(Stored data)

**********

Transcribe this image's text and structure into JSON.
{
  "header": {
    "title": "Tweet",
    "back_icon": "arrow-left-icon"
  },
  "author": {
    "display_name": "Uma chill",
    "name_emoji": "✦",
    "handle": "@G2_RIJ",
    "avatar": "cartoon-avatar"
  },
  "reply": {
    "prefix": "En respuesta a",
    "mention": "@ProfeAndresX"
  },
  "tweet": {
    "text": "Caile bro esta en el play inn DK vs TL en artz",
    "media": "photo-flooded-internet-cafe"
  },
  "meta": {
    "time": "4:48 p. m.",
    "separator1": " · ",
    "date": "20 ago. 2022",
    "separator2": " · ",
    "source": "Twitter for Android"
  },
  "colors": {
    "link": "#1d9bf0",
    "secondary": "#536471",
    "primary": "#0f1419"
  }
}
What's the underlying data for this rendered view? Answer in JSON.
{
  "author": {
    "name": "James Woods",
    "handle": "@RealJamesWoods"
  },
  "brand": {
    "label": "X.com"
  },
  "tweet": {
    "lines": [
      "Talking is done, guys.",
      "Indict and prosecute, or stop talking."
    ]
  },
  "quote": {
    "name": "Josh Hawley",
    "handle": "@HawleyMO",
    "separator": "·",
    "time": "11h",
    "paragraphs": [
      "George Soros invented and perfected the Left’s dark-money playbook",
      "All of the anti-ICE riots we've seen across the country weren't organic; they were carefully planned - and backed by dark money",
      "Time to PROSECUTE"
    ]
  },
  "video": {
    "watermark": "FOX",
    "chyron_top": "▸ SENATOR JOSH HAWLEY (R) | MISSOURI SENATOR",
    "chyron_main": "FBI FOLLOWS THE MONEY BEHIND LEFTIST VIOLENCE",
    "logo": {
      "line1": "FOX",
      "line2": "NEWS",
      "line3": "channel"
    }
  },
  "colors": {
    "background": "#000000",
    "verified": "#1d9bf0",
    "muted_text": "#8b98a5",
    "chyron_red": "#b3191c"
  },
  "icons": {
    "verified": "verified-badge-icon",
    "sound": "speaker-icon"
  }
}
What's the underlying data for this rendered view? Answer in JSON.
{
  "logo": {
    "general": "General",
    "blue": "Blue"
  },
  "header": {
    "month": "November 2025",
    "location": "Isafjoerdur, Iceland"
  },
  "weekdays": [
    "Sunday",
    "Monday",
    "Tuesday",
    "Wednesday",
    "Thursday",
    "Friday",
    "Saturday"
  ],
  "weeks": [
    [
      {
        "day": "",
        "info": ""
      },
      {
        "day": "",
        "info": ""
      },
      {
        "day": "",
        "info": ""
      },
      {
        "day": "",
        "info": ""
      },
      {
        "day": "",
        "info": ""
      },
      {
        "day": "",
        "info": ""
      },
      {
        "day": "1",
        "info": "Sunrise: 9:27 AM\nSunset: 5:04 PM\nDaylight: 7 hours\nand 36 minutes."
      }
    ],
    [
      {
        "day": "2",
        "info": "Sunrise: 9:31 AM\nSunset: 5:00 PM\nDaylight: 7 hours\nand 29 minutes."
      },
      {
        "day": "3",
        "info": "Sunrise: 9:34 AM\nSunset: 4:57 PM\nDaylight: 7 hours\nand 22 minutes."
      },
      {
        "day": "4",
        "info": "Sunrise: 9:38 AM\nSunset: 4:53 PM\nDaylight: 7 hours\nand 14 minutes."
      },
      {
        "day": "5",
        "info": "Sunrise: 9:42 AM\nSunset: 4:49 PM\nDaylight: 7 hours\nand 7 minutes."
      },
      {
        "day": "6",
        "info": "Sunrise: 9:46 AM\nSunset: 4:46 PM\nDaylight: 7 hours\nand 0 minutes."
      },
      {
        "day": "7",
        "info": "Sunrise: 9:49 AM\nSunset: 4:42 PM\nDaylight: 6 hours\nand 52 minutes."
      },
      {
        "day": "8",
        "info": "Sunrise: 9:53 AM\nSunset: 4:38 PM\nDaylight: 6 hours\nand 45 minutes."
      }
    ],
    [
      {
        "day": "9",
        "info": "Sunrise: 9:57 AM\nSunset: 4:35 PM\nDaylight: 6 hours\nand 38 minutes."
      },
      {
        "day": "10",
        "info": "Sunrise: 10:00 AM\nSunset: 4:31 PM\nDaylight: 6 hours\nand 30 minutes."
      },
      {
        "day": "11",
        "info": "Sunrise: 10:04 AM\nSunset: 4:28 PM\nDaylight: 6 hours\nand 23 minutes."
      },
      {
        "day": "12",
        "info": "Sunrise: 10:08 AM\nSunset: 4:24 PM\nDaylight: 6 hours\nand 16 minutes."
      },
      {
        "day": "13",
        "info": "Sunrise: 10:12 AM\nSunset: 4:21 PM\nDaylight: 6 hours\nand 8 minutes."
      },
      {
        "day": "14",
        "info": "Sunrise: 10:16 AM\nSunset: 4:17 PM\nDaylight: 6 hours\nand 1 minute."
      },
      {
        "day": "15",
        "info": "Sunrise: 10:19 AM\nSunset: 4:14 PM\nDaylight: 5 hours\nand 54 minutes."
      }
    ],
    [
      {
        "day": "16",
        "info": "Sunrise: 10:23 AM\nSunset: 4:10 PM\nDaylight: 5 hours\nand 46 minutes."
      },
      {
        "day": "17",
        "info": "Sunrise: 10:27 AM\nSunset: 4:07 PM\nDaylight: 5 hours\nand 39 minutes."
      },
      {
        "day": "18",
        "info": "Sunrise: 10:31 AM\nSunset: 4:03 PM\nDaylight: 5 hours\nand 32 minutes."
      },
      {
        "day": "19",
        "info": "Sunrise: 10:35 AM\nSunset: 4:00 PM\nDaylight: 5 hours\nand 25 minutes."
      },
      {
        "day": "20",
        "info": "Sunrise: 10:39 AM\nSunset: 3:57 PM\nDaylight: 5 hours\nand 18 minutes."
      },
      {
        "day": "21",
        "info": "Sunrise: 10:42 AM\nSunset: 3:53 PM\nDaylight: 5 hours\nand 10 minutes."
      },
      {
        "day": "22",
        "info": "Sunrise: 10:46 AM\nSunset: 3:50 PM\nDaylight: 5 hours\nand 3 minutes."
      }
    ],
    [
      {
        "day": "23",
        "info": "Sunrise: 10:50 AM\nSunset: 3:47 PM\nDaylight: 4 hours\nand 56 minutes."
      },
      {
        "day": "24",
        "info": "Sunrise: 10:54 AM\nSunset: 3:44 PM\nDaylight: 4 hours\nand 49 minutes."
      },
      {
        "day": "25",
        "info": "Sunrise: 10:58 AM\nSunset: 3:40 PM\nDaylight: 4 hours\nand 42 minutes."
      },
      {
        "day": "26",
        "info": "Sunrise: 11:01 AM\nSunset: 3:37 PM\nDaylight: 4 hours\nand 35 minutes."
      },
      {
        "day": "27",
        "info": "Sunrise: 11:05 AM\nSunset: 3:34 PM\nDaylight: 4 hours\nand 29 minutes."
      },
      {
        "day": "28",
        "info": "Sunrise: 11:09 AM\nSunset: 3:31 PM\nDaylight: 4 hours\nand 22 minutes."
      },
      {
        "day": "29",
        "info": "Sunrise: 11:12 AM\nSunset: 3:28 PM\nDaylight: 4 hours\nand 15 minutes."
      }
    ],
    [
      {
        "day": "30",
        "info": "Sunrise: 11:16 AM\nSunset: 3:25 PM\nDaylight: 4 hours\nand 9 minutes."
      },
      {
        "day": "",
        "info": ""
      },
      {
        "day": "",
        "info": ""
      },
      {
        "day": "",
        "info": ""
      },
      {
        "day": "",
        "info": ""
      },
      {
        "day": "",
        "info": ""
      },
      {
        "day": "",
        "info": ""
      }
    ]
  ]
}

**********

» TASK REQUIREMENTS: Quote the material exactly, leaving nothing out.

» FINAL RESULT:
Transcribe this image's text and structure into JSON.
{
  "header": {
    "title": "Tweet",
    "back_icon": "arrow-left-icon"
  },
  "author": {
    "display_name": "Uma chill",
    "name_emoji": "✦",
    "handle": "@G2_RIJ",
    "avatar": "cartoon-avatar"
  },
  "reply": {
    "prefix": "En respuesta a",
    "mention": "@ProfeAndresX"
  },
  "tweet": {
    "text": "Caile bro esta en el play inn DK vs TL en artz",
    "media": "photo-flooded-internet-cafe"
  },
  "meta": {
    "time": "4:48 p. m.",
    "separator1": " · ",
    "date": "20 ago. 2022",
    "separator2": " · ",
    "source": "Twitter for Android"
  },
  "colors": {
    "link": "#1d9bf0",
    "secondary": "#536471",
    "primary": "#0f1419"
  }
}
What's the underlying data for this rendered view? Answer in JSON.
{
  "author": {
    "name": "James Woods",
    "handle": "@RealJamesWoods"
  },
  "brand": {
    "label": "X.com"
  },
  "tweet": {
    "lines": [
      "Talking is done, guys.",
      "Indict and prosecute, or stop talking."
    ]
  },
  "quote": {
    "name": "Josh Hawley",
    "handle": "@HawleyMO",
    "separator": "·",
    "time": "11h",
    "paragraphs": [
      "George Soros invented and perfected the Left’s dark-money playbook",
      "All of the anti-ICE riots we've seen across the country weren't organic; they were carefully planned - and backed by dark money",
      "Time to PROSECUTE"
    ]
  },
  "video": {
    "watermark": "FOX",
    "chyron_top": "▸ SENATOR JOSH HAWLEY (R) | MISSOURI SENATOR",
    "chyron_main": "FBI FOLLOWS THE MONEY BEHIND LEFTIST VIOLENCE",
    "logo": {
      "line1": "FOX",
      "line2": "NEWS",
      "line3": "channel"
    }
  },
  "colors": {
    "background": "#000000",
    "verified": "#1d9bf0",
    "muted_text": "#8b98a5",
    "chyron_red": "#b3191c"
  },
  "icons": {
    "verified": "verified-badge-icon",
    "sound": "speaker-icon"
  }
}
What's the underlying data for this rendered view? Answer in JSON.
{
  "logo": {
    "general": "General",
    "blue": "Blue"
  },
  "header": {
    "month": "November 2025",
    "location": "Isafjoerdur, Iceland"
  },
  "weekdays": [
    "Sunday",
    "Monday",
    "Tuesday",
    "Wednesday",
    "Thursday",
    "Friday",
    "Saturday"
  ],
  "weeks": [
    [
      {
        "day": "",
        "info": ""
      },
      {
        "day": "",
        "info": ""
      },
      {
        "day": "",
        "info": ""
      },
      {
        "day": "",
        "info": ""
      },
      {
        "day": "",
        "info": ""
      },
      {
        "day": "",
        "info": ""
      },
      {
        "day": "1",
        "info": "Sunrise: 9:27 AM\nSunset: 5:04 PM\nDaylight: 7 hours\nand 36 minutes."
      }
    ],
    [
      {
        "day": "2",
        "info": "Sunrise: 9:31 AM\nSunset: 5:00 PM\nDaylight: 7 hours\nand 29 minutes."
      },
      {
        "day": "3",
        "info": "Sunrise: 9:34 AM\nSunset: 4:57 PM\nDaylight: 7 hours\nand 22 minutes."
      },
      {
        "day": "4",
        "info": "Sunrise: 9:38 AM\nSunset: 4:53 PM\nDaylight: 7 hours\nand 14 minutes."
      },
      {
        "day": "5",
        "info": "Sunrise: 9:42 AM\nSunset: 4:49 PM\nDaylight: 7 hours\nand 7 minutes."
      },
      {
        "day": "6",
        "info": "Sunrise: 9:46 AM\nSunset: 4:46 PM\nDaylight: 7 hours\nand 0 minutes."
      },
      {
        "day": "7",
        "info": "Sunrise: 9:49 AM\nSunset: 4:42 PM\nDaylight: 6 hours\nand 52 minutes."
      },
      {
        "day": "8",
        "info": "Sunrise: 9:53 AM\nSunset: 4:38 PM\nDaylight: 6 hours\nand 45 minutes."
      }
    ],
    [
      {
        "day": "9",
        "info": "Sunrise: 9:57 AM\nSunset: 4:35 PM\nDaylight: 6 hours\nand 38 minutes."
      },
      {
        "day": "10",
        "info": "Sunrise: 10:00 AM\nSunset: 4:31 PM\nDaylight: 6 hours\nand 30 minutes."
      },
      {
        "day": "11",
        "info": "Sunrise: 10:04 AM\nSunset: 4:28 PM\nDaylight: 6 hours\nand 23 minutes."
      },
      {
        "day": "12",
        "info": "Sunrise: 10:08 AM\nSunset: 4:24 PM\nDaylight: 6 hours\nand 16 minutes."
      },
      {
        "day": "13",
        "info": "Sunrise: 10:12 AM\nSunset: 4:21 PM\nDaylight: 6 hours\nand 8 minutes."
      },
      {
        "day": "14",
        "info": "Sunrise: 10:16 AM\nSunset: 4:17 PM\nDaylight: 6 hours\nand 1 minute."
      },
      {
        "day": "15",
        "info": "Sunrise: 10:19 AM\nSunset: 4:14 PM\nDaylight: 5 hours\nand 54 minutes."
      }
    ],
    [
      {
        "day": "16",
        "info": "Sunrise: 10:23 AM\nSunset: 4:10 PM\nDaylight: 5 hours\nand 46 minutes."
      },
      {
        "day": "17",
        "info": "Sunrise: 10:27 AM\nSunset: 4:07 PM\nDaylight: 5 hours\nand 39 minutes."
      },
      {
        "day": "18",
        "info": "Sunrise: 10:31 AM\nSunset: 4:03 PM\nDaylight: 5 hours\nand 32 minutes."
      },
      {
        "day": "19",
        "info": "Sunrise: 10:35 AM\nSunset: 4:00 PM\nDaylight: 5 hours\nand 25 minutes."
      },
      {
        "day": "20",
        "info": "Sunrise: 10:39 AM\nSunset: 3:57 PM\nDaylight: 5 hours\nand 18 minutes."
      },
      {
        "day": "21",
        "info": "Sunrise: 10:42 AM\nSunset: 3:53 PM\nDaylight: 5 hours\nand 10 minutes."
      },
      {
        "day": "22",
        "info": "Sunrise: 10:46 AM\nSunset: 3:50 PM\nDaylight: 5 hours\nand 3 minutes."
      }
    ],
    [
      {
        "day": "23",
        "info": "Sunrise: 10:50 AM\nSunset: 3:47 PM\nDaylight: 4 hours\nand 56 minutes."
      },
      {
        "day": "24",
        "info": "Sunrise: 10:54 AM\nSunset: 3:44 PM\nDaylight: 4 hours\nand 49 minutes."
      },
      {
        "day": "25",
        "info": "Sunrise: 10:58 AM\nSunset: 3:40 PM\nDaylight: 4 hours\nand 42 minutes."
      },
      {
        "day": "26",
        "info": "Sunrise: 11:01 AM\nSunset: 3:37 PM\nDaylight: 4 hours\nand 35 minutes."
      },
      {
        "day": "27",
        "info": "Sunrise: 11:05 AM\nSunset: 3:34 PM\nDaylight: 4 hours\nand 29 minutes."
      },
      {
        "day": "28",
        "info": "Sunrise: 11:09 AM\nSunset: 3:31 PM\nDaylight: 4 hours\nand 22 minutes."
      },
      {
        "day": "29",
        "info": "Sunrise: 11:12 AM\nSunset: 3:28 PM\nDaylight: 4 hours\nand 15 minutes."
      }
    ],
    [
      {
        "day": "30",
        "info": "Sunrise: 11:16 AM\nSunset: 3:25 PM\nDaylight: 4 hours\nand 9 minutes."
      },
      {
        "day": "",
        "info": ""
      },
      {
        "day": "",
        "info": ""
      },
      {
        "day": "",
        "info": ""
      },
      {
        "day": "",
        "info": ""
      },
      {
        "day": "",
        "info": ""
      },
      {
        "day": "",
        "info": ""
      }
    ]
  ]
}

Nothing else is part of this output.